[Stored records]
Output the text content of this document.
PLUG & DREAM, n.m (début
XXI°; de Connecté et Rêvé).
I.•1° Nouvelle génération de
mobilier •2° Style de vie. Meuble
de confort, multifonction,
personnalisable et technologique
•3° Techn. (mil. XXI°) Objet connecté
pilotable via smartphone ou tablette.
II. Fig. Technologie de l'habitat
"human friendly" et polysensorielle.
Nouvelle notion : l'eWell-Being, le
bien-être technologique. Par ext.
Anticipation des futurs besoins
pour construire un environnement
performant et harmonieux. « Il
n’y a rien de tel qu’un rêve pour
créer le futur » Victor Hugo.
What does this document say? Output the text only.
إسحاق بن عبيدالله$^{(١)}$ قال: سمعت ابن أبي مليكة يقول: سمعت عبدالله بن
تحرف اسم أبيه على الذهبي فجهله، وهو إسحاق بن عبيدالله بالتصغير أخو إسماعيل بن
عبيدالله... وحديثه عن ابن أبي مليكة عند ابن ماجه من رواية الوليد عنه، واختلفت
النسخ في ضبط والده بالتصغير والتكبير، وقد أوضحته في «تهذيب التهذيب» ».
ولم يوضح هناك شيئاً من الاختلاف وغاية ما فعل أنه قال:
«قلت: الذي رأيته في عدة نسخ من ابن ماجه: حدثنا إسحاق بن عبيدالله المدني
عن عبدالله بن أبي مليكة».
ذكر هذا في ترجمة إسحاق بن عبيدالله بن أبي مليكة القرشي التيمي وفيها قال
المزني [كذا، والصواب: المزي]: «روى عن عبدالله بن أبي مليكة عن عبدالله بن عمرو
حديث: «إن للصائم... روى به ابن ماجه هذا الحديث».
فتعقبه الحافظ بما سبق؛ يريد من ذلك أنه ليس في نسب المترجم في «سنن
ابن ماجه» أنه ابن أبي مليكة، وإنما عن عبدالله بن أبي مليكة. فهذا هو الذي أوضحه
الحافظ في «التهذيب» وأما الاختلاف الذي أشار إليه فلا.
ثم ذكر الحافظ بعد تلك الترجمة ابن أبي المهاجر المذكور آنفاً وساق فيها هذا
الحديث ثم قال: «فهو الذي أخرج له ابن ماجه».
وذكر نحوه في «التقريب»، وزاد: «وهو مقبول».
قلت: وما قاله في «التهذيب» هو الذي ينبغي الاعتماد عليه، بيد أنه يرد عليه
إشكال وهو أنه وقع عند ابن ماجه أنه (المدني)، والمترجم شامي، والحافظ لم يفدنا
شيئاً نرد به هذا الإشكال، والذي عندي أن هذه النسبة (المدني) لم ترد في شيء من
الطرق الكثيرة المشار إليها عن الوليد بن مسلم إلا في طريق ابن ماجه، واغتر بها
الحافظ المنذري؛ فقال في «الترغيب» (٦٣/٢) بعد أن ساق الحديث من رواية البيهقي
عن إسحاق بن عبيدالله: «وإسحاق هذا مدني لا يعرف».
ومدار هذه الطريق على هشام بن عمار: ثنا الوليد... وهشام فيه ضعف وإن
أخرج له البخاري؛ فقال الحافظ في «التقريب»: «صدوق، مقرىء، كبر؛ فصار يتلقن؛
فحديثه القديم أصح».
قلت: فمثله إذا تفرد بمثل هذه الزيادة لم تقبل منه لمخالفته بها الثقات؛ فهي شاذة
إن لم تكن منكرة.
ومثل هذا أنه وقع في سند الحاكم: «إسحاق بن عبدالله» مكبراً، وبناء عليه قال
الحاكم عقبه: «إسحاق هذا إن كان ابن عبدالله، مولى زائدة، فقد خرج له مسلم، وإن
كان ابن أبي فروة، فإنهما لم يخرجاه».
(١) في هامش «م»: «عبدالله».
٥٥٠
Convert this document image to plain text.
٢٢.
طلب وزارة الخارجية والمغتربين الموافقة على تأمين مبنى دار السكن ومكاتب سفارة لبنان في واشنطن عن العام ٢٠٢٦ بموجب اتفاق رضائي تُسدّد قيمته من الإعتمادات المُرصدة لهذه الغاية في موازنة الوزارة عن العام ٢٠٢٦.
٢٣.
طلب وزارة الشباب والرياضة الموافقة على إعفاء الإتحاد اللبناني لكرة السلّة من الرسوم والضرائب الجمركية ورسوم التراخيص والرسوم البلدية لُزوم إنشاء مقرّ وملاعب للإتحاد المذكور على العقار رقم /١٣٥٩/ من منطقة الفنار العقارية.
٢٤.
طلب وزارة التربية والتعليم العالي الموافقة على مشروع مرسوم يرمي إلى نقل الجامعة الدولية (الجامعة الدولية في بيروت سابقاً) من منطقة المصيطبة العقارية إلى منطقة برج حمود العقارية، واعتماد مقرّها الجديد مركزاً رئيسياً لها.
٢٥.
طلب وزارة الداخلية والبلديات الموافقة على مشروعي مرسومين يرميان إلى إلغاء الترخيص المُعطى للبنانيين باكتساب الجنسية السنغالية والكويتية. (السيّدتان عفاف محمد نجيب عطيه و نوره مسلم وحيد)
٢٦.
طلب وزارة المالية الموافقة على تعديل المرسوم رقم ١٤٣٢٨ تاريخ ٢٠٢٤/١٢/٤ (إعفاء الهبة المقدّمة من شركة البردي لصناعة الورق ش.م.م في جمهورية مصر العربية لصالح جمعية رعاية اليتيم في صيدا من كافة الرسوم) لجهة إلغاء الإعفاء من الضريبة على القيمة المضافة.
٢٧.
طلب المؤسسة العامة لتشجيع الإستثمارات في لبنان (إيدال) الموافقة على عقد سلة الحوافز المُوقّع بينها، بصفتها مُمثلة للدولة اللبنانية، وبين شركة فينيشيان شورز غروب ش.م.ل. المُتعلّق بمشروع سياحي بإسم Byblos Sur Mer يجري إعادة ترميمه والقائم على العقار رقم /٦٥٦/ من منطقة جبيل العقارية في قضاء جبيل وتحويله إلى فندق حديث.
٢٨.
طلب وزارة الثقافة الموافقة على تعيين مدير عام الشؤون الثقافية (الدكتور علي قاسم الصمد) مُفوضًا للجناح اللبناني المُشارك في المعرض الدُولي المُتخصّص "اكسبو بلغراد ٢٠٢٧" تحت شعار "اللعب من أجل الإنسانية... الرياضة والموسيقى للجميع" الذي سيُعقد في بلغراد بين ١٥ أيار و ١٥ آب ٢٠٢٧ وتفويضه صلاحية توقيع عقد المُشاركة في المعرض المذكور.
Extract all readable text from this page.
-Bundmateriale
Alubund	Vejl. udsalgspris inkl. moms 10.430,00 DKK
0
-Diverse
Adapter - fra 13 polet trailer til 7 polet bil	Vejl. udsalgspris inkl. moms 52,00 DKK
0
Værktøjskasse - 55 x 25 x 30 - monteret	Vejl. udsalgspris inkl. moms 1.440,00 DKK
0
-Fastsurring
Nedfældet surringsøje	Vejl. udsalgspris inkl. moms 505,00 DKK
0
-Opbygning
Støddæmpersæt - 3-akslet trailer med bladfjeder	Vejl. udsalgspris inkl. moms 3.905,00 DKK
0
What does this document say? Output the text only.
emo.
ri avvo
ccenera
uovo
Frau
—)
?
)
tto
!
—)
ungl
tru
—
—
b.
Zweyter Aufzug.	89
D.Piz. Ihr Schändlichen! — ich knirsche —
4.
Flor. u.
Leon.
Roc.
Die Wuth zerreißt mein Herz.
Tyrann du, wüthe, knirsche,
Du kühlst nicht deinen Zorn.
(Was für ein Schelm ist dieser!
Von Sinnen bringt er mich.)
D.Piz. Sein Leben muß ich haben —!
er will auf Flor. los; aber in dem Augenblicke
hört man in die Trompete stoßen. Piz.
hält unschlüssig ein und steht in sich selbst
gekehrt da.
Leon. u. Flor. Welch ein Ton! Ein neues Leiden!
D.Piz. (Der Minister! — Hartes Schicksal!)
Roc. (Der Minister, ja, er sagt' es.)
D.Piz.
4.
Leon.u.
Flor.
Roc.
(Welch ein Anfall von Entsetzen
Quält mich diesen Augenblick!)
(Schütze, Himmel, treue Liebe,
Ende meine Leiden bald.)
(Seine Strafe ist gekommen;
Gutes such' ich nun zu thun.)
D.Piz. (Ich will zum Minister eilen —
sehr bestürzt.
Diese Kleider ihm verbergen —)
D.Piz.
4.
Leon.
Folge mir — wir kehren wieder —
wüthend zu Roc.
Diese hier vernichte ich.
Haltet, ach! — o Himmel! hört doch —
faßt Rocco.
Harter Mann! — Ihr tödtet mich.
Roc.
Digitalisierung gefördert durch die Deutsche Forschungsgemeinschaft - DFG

** Aim of the task **
Filter out all lines lacking the word "عليه" and copy the rest.

** Task response **
قلت: وما قاله في «التهذيب» هو الذي ينبغي الاعتماد عليه، بيد أنه يرد عليه
ومثل هذا أنه وقع في سند الحاكم: «إسحاق بن عبدالله» مكبراً، وبناء عليه قال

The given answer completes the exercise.